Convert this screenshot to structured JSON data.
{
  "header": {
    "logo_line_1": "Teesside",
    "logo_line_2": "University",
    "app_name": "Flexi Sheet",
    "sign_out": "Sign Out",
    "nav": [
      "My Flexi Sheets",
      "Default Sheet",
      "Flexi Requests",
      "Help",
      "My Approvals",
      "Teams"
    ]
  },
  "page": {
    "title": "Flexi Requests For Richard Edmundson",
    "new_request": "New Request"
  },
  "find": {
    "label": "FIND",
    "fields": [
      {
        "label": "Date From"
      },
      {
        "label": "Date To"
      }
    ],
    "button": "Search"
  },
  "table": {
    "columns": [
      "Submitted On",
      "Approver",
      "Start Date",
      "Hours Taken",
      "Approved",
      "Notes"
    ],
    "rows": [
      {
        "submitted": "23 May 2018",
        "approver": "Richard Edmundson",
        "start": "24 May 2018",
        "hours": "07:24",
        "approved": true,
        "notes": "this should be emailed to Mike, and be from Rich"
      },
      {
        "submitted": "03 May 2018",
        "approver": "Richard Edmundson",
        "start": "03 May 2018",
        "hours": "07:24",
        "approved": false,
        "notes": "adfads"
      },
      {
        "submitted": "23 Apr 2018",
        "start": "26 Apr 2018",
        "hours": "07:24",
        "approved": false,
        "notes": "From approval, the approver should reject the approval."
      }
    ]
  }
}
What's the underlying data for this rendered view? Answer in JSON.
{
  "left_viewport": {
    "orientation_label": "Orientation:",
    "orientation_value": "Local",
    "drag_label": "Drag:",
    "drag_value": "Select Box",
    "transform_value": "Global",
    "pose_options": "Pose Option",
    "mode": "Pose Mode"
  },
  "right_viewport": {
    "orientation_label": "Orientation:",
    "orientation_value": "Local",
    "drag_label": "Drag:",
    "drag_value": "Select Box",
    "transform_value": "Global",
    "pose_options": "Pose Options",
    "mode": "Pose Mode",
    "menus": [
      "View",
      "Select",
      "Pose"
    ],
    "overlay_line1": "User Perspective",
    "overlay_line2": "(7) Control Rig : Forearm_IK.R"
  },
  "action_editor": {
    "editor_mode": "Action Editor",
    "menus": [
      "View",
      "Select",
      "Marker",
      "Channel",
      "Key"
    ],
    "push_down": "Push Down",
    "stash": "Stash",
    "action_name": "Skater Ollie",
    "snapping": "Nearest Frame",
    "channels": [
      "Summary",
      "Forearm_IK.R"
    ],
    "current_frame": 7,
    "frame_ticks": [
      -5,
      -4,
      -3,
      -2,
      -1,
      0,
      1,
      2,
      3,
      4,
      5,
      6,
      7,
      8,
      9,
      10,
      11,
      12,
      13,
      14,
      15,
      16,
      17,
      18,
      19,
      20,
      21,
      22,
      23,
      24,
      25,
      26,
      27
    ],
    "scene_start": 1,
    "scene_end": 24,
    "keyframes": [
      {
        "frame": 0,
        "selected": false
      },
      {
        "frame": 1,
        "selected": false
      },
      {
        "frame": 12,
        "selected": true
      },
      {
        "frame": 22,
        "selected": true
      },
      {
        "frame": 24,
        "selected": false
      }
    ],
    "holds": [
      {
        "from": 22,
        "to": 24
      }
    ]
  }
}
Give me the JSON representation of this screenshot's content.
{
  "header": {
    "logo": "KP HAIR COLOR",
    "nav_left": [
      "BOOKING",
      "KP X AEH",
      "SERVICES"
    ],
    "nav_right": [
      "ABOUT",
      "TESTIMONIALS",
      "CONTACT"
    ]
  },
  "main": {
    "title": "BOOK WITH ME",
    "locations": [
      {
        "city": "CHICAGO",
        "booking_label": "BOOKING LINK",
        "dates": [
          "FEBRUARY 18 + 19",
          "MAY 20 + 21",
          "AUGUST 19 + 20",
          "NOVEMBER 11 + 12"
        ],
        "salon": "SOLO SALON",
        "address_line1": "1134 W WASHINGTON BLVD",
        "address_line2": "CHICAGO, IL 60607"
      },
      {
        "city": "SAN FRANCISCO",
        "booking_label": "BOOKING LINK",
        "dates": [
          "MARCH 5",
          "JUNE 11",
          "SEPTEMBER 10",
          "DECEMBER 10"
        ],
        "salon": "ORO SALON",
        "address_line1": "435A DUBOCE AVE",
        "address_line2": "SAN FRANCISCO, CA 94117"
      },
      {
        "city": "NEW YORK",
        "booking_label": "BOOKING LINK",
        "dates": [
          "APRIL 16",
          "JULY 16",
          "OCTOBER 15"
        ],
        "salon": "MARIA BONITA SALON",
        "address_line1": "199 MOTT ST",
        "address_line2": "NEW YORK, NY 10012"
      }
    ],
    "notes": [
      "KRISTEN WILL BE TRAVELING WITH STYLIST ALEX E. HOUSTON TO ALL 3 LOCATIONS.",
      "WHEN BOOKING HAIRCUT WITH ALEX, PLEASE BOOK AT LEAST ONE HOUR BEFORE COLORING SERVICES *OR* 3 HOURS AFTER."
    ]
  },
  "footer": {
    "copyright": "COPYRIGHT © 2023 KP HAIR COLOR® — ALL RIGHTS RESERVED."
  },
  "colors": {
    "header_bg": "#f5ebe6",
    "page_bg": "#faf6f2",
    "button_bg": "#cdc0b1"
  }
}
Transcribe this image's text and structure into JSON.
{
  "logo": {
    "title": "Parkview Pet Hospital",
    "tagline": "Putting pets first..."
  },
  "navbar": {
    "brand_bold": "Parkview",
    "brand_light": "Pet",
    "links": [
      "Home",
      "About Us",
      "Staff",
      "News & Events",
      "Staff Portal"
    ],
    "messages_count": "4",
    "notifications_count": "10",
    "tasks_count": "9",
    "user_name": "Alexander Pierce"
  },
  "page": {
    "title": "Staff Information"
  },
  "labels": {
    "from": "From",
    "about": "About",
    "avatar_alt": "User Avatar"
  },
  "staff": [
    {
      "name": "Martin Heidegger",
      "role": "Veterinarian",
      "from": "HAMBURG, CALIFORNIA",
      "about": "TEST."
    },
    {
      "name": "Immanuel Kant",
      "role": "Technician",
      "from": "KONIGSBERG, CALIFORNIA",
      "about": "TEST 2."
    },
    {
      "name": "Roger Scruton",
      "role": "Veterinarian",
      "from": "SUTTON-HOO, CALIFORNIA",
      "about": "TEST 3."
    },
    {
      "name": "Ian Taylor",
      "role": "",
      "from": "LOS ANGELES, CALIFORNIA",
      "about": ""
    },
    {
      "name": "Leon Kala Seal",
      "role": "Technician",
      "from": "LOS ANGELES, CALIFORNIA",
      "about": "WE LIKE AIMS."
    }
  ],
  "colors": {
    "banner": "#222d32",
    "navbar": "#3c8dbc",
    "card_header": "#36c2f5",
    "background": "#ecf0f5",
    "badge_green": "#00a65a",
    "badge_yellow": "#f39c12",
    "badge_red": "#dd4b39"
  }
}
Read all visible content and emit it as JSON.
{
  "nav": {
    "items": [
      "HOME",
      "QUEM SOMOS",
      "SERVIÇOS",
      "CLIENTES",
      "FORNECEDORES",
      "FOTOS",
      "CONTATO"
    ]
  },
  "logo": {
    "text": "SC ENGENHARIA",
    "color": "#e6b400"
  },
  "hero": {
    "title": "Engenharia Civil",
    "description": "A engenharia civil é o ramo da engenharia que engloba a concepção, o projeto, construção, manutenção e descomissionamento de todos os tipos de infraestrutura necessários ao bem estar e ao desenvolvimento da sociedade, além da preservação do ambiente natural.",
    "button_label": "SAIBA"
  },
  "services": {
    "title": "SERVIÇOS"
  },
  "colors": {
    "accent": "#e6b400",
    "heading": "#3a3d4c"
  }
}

* * *

WHAT THE TASK ASKS: Print the material verbatim, all of it.

WORKED SOLUTION:
Convert this screenshot to structured JSON data.
{
  "header": {
    "logo_line_1": "Teesside",
    "logo_line_2": "University",
    "app_name": "Flexi Sheet",
    "sign_out": "Sign Out",
    "nav": [
      "My Flexi Sheets",
      "Default Sheet",
      "Flexi Requests",
      "Help",
      "My Approvals",
      "Teams"
    ]
  },
  "page": {
    "title": "Flexi Requests For Richard Edmundson",
    "new_request": "New Request"
  },
  "find": {
    "label": "FIND",
    "fields": [
      {
        "label": "Date From"
      },
      {
        "label": "Date To"
      }
    ],
    "button": "Search"
  },
  "table": {
    "columns": [
      "Submitted On",
      "Approver",
      "Start Date",
      "Hours Taken",
      "Approved",
      "Notes"
    ],
    "rows": [
      {
        "submitted": "23 May 2018",
        "approver": "Richard Edmundson",
        "start": "24 May 2018",
        "hours": "07:24",
        "approved": true,
        "notes": "this should be emailed to Mike, and be from Rich"
      },
      {
        "submitted": "03 May 2018",
        "approver": "Richard Edmundson",
        "start": "03 May 2018",
        "hours": "07:24",
        "approved": false,
        "notes": "adfads"
      },
      {
        "submitted": "23 Apr 2018",
        "start": "26 Apr 2018",
        "hours": "07:24",
        "approved": false,
        "notes": "From approval, the approver should reject the approval."
      }
    ]
  }
}
What's the underlying data for this rendered view? Answer in JSON.
{
  "left_viewport": {
    "orientation_label": "Orientation:",
    "orientation_value": "Local",
    "drag_label": "Drag:",
    "drag_value": "Select Box",
    "transform_value": "Global",
    "pose_options": "Pose Option",
    "mode": "Pose Mode"
  },
  "right_viewport": {
    "orientation_label": "Orientation:",
    "orientation_value": "Local",
    "drag_label": "Drag:",
    "drag_value": "Select Box",
    "transform_value": "Global",
    "pose_options": "Pose Options",
    "mode": "Pose Mode",
    "menus": [
      "View",
      "Select",
      "Pose"
    ],
    "overlay_line1": "User Perspective",
    "overlay_line2": "(7) Control Rig : Forearm_IK.R"
  },
  "action_editor": {
    "editor_mode": "Action Editor",
    "menus": [
      "View",
      "Select",
      "Marker",
      "Channel",
      "Key"
    ],
    "push_down": "Push Down",
    "stash": "Stash",
    "action_name": "Skater Ollie",
    "snapping": "Nearest Frame",
    "channels": [
      "Summary",
      "Forearm_IK.R"
    ],
    "current_frame": 7,
    "frame_ticks": [
      -5,
      -4,
      -3,
      -2,
      -1,
      0,
      1,
      2,
      3,
      4,
      5,
      6,
      7,
      8,
      9,
      10,
      11,
      12,
      13,
      14,
      15,
      16,
      17,
      18,
      19,
      20,
      21,
      22,
      23,
      24,
      25,
      26,
      27
    ],
    "scene_start": 1,
    "scene_end": 24,
    "keyframes": [
      {
        "frame": 0,
        "selected": false
      },
      {
        "frame": 1,
        "selected": false
      },
      {
        "frame": 12,
        "selected": true
      },
      {
        "frame": 22,
        "selected": true
      },
      {
        "frame": 24,
        "selected": false
      }
    ],
    "holds": [
      {
        "from": 22,
        "to": 24
      }
    ]
  }
}
Give me the JSON representation of this screenshot's content.
{
  "header": {
    "logo": "KP HAIR COLOR",
    "nav_left": [
      "BOOKING",
      "KP X AEH",
      "SERVICES"
    ],
    "nav_right": [
      "ABOUT",
      "TESTIMONIALS",
      "CONTACT"
    ]
  },
  "main": {
    "title": "BOOK WITH ME",
    "locations": [
      {
        "city": "CHICAGO",
        "booking_label": "BOOKING LINK",
        "dates": [
          "FEBRUARY 18 + 19",
          "MAY 20 + 21",
          "AUGUST 19 + 20",
          "NOVEMBER 11 + 12"
        ],
        "salon": "SOLO SALON",
        "address_line1": "1134 W WASHINGTON BLVD",
        "address_line2": "CHICAGO, IL 60607"
      },
      {
        "city": "SAN FRANCISCO",
        "booking_label": "BOOKING LINK",
        "dates": [
          "MARCH 5",
          "JUNE 11",
          "SEPTEMBER 10",
          "DECEMBER 10"
        ],
        "salon": "ORO SALON",
        "address_line1": "435A DUBOCE AVE",
        "address_line2": "SAN FRANCISCO, CA 94117"
      },
      {
        "city": "NEW YORK",
        "booking_label": "BOOKING LINK",
        "dates": [
          "APRIL 16",
          "JULY 16",
          "OCTOBER 15"
        ],
        "salon": "MARIA BONITA SALON",
        "address_line1": "199 MOTT ST",
        "address_line2": "NEW YORK, NY 10012"
      }
    ],
    "notes": [
      "KRISTEN WILL BE TRAVELING WITH STYLIST ALEX E. HOUSTON TO ALL 3 LOCATIONS.",
      "WHEN BOOKING HAIRCUT WITH ALEX, PLEASE BOOK AT LEAST ONE HOUR BEFORE COLORING SERVICES *OR* 3 HOURS AFTER."
    ]
  },
  "footer": {
    "copyright": "COPYRIGHT © 2023 KP HAIR COLOR® — ALL RIGHTS RESERVED."
  },
  "colors": {
    "header_bg": "#f5ebe6",
    "page_bg": "#faf6f2",
    "button_bg": "#cdc0b1"
  }
}
Transcribe this image's text and structure into JSON.
{
  "logo": {
    "title": "Parkview Pet Hospital",
    "tagline": "Putting pets first..."
  },
  "navbar": {
    "brand_bold": "Parkview",
    "brand_light": "Pet",
    "links": [
      "Home",
      "About Us",
      "Staff",
      "News & Events",
      "Staff Portal"
    ],
    "messages_count": "4",
    "notifications_count": "10",
    "tasks_count": "9",
    "user_name": "Alexander Pierce"
  },
  "page": {
    "title": "Staff Information"
  },
  "labels": {
    "from": "From",
    "about": "About",
    "avatar_alt": "User Avatar"
  },
  "staff": [
    {
      "name": "Martin Heidegger",
      "role": "Veterinarian",
      "from": "HAMBURG, CALIFORNIA",
      "about": "TEST."
    },
    {
      "name": "Immanuel Kant",
      "role": "Technician",
      "from": "KONIGSBERG, CALIFORNIA",
      "about": "TEST 2."
    },
    {
      "name": "Roger Scruton",
      "role": "Veterinarian",
      "from": "SUTTON-HOO, CALIFORNIA",
      "about": "TEST 3."
    },
    {
      "name": "Ian Taylor",
      "role": "",
      "from": "LOS ANGELES, CALIFORNIA",
      "about": ""
    },
    {
      "name": "Leon Kala Seal",
      "role": "Technician",
      "from": "LOS ANGELES, CALIFORNIA",
      "about": "WE LIKE AIMS."
    }
  ],
  "colors": {
    "banner": "#222d32",
    "navbar": "#3c8dbc",
    "card_header": "#36c2f5",
    "background": "#ecf0f5",
    "badge_green": "#00a65a",
    "badge_yellow": "#f39c12",
    "badge_red": "#dd4b39"
  }
}
Read all visible content and emit it as JSON.
{
  "nav": {
    "items": [
      "HOME",
      "QUEM SOMOS",
      "SERVIÇOS",
      "CLIENTES",
      "FORNECEDORES",
      "FOTOS",
      "CONTATO"
    ]
  },
  "logo": {
    "text": "SC ENGENHARIA",
    "color": "#e6b400"
  },
  "hero": {
    "title": "Engenharia Civil",
    "description": "A engenharia civil é o ramo da engenharia que engloba a concepção, o projeto, construção, manutenção e descomissionamento de todos os tipos de infraestrutura necessários ao bem estar e ao desenvolvimento da sociedade, além da preservação do ambiente natural.",
    "button_label": "SAIBA"
  },
  "services": {
    "title": "SERVIÇOS"
  },
  "colors": {
    "accent": "#e6b400",
    "heading": "#3a3d4c"
  }
}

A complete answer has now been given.